In the records below, find each line containing the word "Cuando" and copy it.
── SUPPLIED MATERIAL
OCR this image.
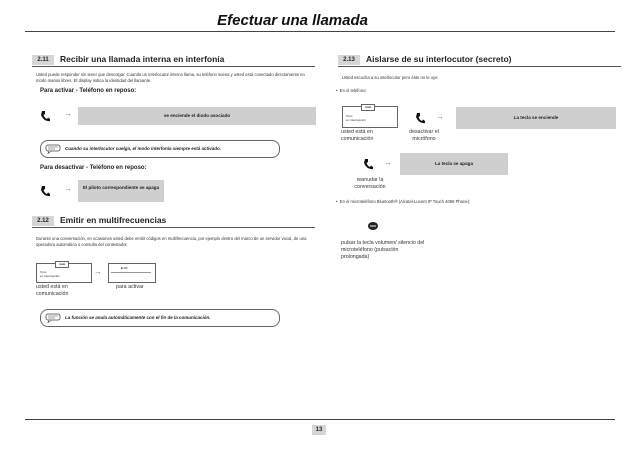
Efectuar una llamada
2.11	Recibir una llamada interna en interfonía
Usted puede responder sin tener que descolgar. Cuando un interlocutor interno llama, su teléfono suena y usted está conectado directamente en modo manos libres. El display indica la identidad del llamante.
Para activar - Teléfono en reposo:
→	se enciende el diodo asociado
Cuando su interlocutor cuelga, el modo interfonía siempre está activado.
Para desactivar - Teléfono en reposo:
→	El piloto correspondiente se apaga
2.12	Emitir en multifrecuencias
Durante una conversación, en ocasiones usted debe emitir códigos en multifrecuencia, por ejemplo dentro del marco de un servidor vocal, de una operadora automática o consulta del contestador.
nom
Xxxx
en interrupción	→	■ MF
usted está en comunicación
para activar
La función se anula automáticamente con el fin de la comunicación.
2.13	Aislarse de su interlocutor (secreto)
Usted escucha a su interlocutor pero éste no le oye:
•  En el teléfono:
nom
Xxxx
en interrupción	→	La tecla se enciende
usted está en comunicación
desactivar el micrófono
→	La tecla se apaga
reanudar la conversación
•  En el microteléfono Bluetooth® (Alcatel-Lucent IP Touch 4068 Phone):
pulsar la tecla volumen/ silencio del microteléfono (pulsación prolongada)
13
────
REPLY TO THE EXERCISE =>
Usted puede responder sin tener que descolgar. Cuando un interlocutor interno llama, su teléfono suena y usted está conectado directamente en modo manos libres. El display indica la identidad del llamante.
Cuando su interlocutor cuelga, el modo interfonía siempre está activado.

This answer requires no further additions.